§ **Records provided**
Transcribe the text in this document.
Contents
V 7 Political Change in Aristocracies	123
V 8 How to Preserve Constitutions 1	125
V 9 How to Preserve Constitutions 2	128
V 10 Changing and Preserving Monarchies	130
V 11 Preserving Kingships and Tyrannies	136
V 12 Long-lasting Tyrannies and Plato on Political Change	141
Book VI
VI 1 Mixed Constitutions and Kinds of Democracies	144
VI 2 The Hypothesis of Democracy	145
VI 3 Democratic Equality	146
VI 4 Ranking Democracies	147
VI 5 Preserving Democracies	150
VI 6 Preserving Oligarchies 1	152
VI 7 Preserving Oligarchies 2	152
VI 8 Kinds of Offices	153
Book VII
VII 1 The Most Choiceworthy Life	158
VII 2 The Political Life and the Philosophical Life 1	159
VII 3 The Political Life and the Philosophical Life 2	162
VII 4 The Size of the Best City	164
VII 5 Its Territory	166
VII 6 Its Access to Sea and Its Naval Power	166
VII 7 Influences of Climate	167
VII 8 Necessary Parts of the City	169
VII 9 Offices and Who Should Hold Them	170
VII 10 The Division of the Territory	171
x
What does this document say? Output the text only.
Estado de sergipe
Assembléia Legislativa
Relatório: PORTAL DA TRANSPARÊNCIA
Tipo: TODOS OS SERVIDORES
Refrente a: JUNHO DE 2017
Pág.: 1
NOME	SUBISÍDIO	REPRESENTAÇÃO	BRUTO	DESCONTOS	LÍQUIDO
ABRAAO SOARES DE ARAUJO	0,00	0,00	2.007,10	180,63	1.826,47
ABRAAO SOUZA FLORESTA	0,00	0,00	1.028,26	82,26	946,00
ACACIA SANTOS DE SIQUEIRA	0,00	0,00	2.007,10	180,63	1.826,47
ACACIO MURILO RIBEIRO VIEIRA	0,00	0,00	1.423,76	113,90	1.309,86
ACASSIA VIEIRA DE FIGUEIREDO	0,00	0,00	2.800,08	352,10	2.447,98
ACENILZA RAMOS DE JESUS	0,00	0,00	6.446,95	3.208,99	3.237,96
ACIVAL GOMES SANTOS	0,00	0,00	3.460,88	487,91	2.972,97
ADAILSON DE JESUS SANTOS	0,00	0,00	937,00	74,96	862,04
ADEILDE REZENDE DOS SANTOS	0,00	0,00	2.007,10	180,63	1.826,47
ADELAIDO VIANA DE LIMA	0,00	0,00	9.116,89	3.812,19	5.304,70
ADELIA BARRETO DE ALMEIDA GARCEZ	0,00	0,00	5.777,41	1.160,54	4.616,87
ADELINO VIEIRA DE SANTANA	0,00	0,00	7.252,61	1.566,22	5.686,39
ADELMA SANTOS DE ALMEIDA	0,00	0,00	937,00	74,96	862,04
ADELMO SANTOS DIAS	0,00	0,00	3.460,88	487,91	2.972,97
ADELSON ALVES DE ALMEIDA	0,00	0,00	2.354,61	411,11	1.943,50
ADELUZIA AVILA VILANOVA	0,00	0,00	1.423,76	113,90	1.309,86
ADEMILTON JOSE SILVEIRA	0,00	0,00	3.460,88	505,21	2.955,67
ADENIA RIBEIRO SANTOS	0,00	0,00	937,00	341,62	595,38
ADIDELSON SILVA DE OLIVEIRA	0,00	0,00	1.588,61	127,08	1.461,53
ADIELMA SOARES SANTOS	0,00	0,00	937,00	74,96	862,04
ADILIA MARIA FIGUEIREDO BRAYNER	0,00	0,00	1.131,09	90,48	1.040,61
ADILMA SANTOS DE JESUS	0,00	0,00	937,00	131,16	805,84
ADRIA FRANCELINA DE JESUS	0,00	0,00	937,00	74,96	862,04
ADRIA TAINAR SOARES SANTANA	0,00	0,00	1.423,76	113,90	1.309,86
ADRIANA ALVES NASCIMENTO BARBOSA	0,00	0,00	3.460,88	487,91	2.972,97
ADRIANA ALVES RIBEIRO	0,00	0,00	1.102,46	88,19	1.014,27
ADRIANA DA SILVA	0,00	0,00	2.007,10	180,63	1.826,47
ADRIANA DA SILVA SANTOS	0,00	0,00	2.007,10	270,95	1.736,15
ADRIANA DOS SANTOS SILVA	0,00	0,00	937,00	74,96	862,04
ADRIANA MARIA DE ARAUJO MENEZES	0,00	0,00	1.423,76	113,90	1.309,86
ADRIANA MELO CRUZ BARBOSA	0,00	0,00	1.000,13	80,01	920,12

§ **Goal**
From the listing, tally every line with the word "SOARES" in it and give only the tally.

§ **Answer below**
3